Written problem:
Your job is to restate each entry word for word.
□ □ □ □ □
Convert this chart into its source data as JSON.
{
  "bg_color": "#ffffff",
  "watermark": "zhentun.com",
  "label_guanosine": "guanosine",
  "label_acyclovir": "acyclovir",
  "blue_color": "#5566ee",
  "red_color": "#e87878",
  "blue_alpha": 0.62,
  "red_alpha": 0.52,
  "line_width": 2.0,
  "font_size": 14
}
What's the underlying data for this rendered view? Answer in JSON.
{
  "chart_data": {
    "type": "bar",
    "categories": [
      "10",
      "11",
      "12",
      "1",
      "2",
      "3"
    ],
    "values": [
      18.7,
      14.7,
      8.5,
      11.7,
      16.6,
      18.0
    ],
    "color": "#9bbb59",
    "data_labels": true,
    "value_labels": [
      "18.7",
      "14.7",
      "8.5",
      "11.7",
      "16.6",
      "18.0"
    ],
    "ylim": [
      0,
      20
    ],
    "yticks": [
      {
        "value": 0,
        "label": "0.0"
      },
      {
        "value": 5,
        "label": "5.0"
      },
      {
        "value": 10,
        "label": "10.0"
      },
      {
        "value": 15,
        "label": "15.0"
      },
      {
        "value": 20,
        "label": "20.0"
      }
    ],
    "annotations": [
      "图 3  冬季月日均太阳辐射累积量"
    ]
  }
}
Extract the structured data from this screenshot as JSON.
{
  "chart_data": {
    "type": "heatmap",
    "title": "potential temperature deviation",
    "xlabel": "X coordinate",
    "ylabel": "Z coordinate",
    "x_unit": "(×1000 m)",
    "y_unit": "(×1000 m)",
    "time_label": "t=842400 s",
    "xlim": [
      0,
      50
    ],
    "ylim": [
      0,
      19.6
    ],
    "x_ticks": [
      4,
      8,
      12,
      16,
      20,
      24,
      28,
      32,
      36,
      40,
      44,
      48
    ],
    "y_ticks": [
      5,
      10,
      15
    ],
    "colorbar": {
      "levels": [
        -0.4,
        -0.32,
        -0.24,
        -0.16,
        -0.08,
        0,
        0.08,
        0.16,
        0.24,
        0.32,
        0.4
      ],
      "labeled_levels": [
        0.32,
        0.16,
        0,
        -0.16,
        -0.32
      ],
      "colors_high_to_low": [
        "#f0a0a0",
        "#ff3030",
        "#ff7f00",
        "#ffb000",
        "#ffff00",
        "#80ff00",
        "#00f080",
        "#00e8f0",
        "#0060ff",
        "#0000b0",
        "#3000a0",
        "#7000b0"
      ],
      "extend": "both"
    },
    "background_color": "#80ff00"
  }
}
□ □ □ □ □
Result of this task:
Convert this chart into its source data as JSON.
{
  "bg_color": "#ffffff",
  "watermark": "zhentun.com",
  "label_guanosine": "guanosine",
  "label_acyclovir": "acyclovir",
  "blue_color": "#5566ee",
  "red_color": "#e87878",
  "blue_alpha": 0.62,
  "red_alpha": 0.52,
  "line_width": 2.0,
  "font_size": 14
}
What's the underlying data for this rendered view? Answer in JSON.
{
  "chart_data": {
    "type": "bar",
    "categories": [
      "10",
      "11",
      "12",
      "1",
      "2",
      "3"
    ],
    "values": [
      18.7,
      14.7,
      8.5,
      11.7,
      16.6,
      18.0
    ],
    "color": "#9bbb59",
    "data_labels": true,
    "value_labels": [
      "18.7",
      "14.7",
      "8.5",
      "11.7",
      "16.6",
      "18.0"
    ],
    "ylim": [
      0,
      20
    ],
    "yticks": [
      {
        "value": 0,
        "label": "0.0"
      },
      {
        "value": 5,
        "label": "5.0"
      },
      {
        "value": 10,
        "label": "10.0"
      },
      {
        "value": 15,
        "label": "15.0"
      },
      {
        "value": 20,
        "label": "20.0"
      }
    ],
    "annotations": [
      "图 3  冬季月日均太阳辐射累积量"
    ]
  }
}
Extract the structured data from this screenshot as JSON.
{
  "chart_data": {
    "type": "heatmap",
    "title": "potential temperature deviation",
    "xlabel": "X coordinate",
    "ylabel": "Z coordinate",
    "x_unit": "(×1000 m)",
    "y_unit": "(×1000 m)",
    "time_label": "t=842400 s",
    "xlim": [
      0,
      50
    ],
    "ylim": [
      0,
      19.6
    ],
    "x_ticks": [
      4,
      8,
      12,
      16,
      20,
      24,
      28,
      32,
      36,
      40,
      44,
      48
    ],
    "y_ticks": [
      5,
      10,
      15
    ],
    "colorbar": {
      "levels": [
        -0.4,
        -0.32,
        -0.24,
        -0.16,
        -0.08,
        0,
        0.08,
        0.16,
        0.24,
        0.32,
        0.4
      ],
      "labeled_levels": [
        0.32,
        0.16,
        0,
        -0.16,
        -0.32
      ],
      "colors_high_to_low": [
        "#f0a0a0",
        "#ff3030",
        "#ff7f00",
        "#ffb000",
        "#ffff00",
        "#80ff00",
        "#00f080",
        "#00e8f0",
        "#0060ff",
        "#0000b0",
        "#3000a0",
        "#7000b0"
      ],
      "extend": "both"
    },
    "background_color": "#80ff00"
  }
}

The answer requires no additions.